**TASK GOAL**
Repeat each line word for word.
Begin LISTING
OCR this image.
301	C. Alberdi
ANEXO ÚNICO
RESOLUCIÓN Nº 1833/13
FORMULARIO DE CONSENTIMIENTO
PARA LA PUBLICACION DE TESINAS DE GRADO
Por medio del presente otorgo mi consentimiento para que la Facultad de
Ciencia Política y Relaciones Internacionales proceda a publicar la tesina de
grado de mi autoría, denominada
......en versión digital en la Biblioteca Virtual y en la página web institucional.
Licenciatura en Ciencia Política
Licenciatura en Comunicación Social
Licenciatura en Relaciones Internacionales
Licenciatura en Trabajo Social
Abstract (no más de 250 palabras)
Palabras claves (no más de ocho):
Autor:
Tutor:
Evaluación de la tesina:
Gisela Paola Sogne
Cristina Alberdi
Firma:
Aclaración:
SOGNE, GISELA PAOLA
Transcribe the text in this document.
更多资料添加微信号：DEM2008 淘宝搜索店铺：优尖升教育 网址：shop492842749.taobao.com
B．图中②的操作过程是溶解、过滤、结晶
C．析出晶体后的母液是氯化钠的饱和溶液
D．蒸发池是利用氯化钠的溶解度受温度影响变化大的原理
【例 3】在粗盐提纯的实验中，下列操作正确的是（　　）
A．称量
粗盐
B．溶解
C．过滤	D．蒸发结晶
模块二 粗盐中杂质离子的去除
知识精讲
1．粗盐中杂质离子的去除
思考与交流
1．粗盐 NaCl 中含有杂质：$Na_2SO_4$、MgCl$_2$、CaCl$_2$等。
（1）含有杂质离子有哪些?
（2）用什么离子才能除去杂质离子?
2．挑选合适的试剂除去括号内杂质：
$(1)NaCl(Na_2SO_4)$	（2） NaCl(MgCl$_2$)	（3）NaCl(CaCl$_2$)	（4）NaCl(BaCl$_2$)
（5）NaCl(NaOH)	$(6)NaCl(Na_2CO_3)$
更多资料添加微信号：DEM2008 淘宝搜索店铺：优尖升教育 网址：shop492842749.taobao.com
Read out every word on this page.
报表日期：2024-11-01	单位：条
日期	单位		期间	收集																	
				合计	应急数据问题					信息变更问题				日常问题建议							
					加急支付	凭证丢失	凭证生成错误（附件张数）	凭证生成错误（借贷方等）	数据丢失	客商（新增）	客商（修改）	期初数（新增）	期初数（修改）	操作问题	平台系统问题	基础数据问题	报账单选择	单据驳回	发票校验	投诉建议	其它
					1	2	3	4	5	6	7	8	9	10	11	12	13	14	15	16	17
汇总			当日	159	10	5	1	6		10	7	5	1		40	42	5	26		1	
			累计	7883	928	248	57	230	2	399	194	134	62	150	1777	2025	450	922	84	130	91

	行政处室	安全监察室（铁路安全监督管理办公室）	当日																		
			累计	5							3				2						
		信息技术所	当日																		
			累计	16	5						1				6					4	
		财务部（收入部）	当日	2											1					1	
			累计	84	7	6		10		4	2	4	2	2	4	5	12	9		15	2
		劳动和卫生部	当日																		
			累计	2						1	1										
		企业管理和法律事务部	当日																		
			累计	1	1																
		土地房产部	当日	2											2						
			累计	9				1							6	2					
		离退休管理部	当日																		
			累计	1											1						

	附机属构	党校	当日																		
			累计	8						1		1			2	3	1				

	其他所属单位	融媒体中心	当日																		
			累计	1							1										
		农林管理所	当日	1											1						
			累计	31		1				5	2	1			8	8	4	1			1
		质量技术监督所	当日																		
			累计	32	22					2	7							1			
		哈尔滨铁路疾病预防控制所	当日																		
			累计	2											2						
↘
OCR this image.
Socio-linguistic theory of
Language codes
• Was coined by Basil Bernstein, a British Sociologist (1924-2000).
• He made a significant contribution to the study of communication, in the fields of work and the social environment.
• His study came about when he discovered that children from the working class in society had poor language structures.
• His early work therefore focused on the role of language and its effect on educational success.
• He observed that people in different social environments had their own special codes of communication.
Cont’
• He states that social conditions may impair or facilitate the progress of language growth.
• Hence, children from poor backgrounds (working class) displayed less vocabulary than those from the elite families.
End LISTING
**SOLUTION FOR THIS PROBLEM**
OCR this image.
301	C. Alberdi
ANEXO ÚNICO
RESOLUCIÓN Nº 1833/13
FORMULARIO DE CONSENTIMIENTO
PARA LA PUBLICACION DE TESINAS DE GRADO
Por medio del presente otorgo mi consentimiento para que la Facultad de
Ciencia Política y Relaciones Internacionales proceda a publicar la tesina de
grado de mi autoría, denominada
......en versión digital en la Biblioteca Virtual y en la página web institucional.
Licenciatura en Ciencia Política
Licenciatura en Comunicación Social
Licenciatura en Relaciones Internacionales
Licenciatura en Trabajo Social
Abstract (no más de 250 palabras)
Palabras claves (no más de ocho):
Autor:
Tutor:
Evaluación de la tesina:
Gisela Paola Sogne
Cristina Alberdi
Firma:
Aclaración:
SOGNE, GISELA PAOLA
Transcribe the text in this document.
更多资料添加微信号：DEM2008 淘宝搜索店铺：优尖升教育 网址：shop492842749.taobao.com
B．图中②的操作过程是溶解、过滤、结晶
C．析出晶体后的母液是氯化钠的饱和溶液
D．蒸发池是利用氯化钠的溶解度受温度影响变化大的原理
【例 3】在粗盐提纯的实验中，下列操作正确的是（　　）
A．称量
粗盐
B．溶解
C．过滤	D．蒸发结晶
模块二 粗盐中杂质离子的去除
知识精讲
1．粗盐中杂质离子的去除
思考与交流
1．粗盐 NaCl 中含有杂质：$Na_2SO_4$、MgCl$_2$、CaCl$_2$等。
（1）含有杂质离子有哪些?
（2）用什么离子才能除去杂质离子?
2．挑选合适的试剂除去括号内杂质：
$(1)NaCl(Na_2SO_4)$	（2） NaCl(MgCl$_2$)	（3）NaCl(CaCl$_2$)	（4）NaCl(BaCl$_2$)
（5）NaCl(NaOH)	$(6)NaCl(Na_2CO_3)$
更多资料添加微信号：DEM2008 淘宝搜索店铺：优尖升教育 网址：shop492842749.taobao.com
Read out every word on this page.
报表日期：2024-11-01	单位：条
日期	单位		期间	收集																	
				合计	应急数据问题					信息变更问题				日常问题建议							
					加急支付	凭证丢失	凭证生成错误（附件张数）	凭证生成错误（借贷方等）	数据丢失	客商（新增）	客商（修改）	期初数（新增）	期初数（修改）	操作问题	平台系统问题	基础数据问题	报账单选择	单据驳回	发票校验	投诉建议	其它
					1	2	3	4	5	6	7	8	9	10	11	12	13	14	15	16	17
汇总			当日	159	10	5	1	6		10	7	5	1		40	42	5	26		1	
			累计	7883	928	248	57	230	2	399	194	134	62	150	1777	2025	450	922	84	130	91

	行政处室	安全监察室（铁路安全监督管理办公室）	当日																		
			累计	5							3				2						
		信息技术所	当日																		
			累计	16	5						1				6					4	
		财务部（收入部）	当日	2											1					1	
			累计	84	7	6		10		4	2	4	2	2	4	5	12	9		15	2
		劳动和卫生部	当日																		
			累计	2						1	1										
		企业管理和法律事务部	当日																		
			累计	1	1																
		土地房产部	当日	2											2						
			累计	9				1							6	2					
		离退休管理部	当日																		
			累计	1											1						

	附机属构	党校	当日																		
			累计	8						1		1			2	3	1				

	其他所属单位	融媒体中心	当日																		
			累计	1							1										
		农林管理所	当日	1											1						
			累计	31		1				5	2	1			8	8	4	1			1
		质量技术监督所	当日																		
			累计	32	22					2	7							1			
		哈尔滨铁路疾病预防控制所	当日																		
			累计	2											2						
↘
OCR this image.
Socio-linguistic theory of
Language codes
• Was coined by Basil Bernstein, a British Sociologist (1924-2000).
• He made a significant contribution to the study of communication, in the fields of work and the social environment.
• His study came about when he discovered that children from the working class in society had poor language structures.
• His early work therefore focused on the role of language and its effect on educational success.
• He observed that people in different social environments had their own special codes of communication.
Cont’
• He states that social conditions may impair or facilitate the progress of language growth.
• Hence, children from poor backgrounds (working class) displayed less vocabulary than those from the elite families.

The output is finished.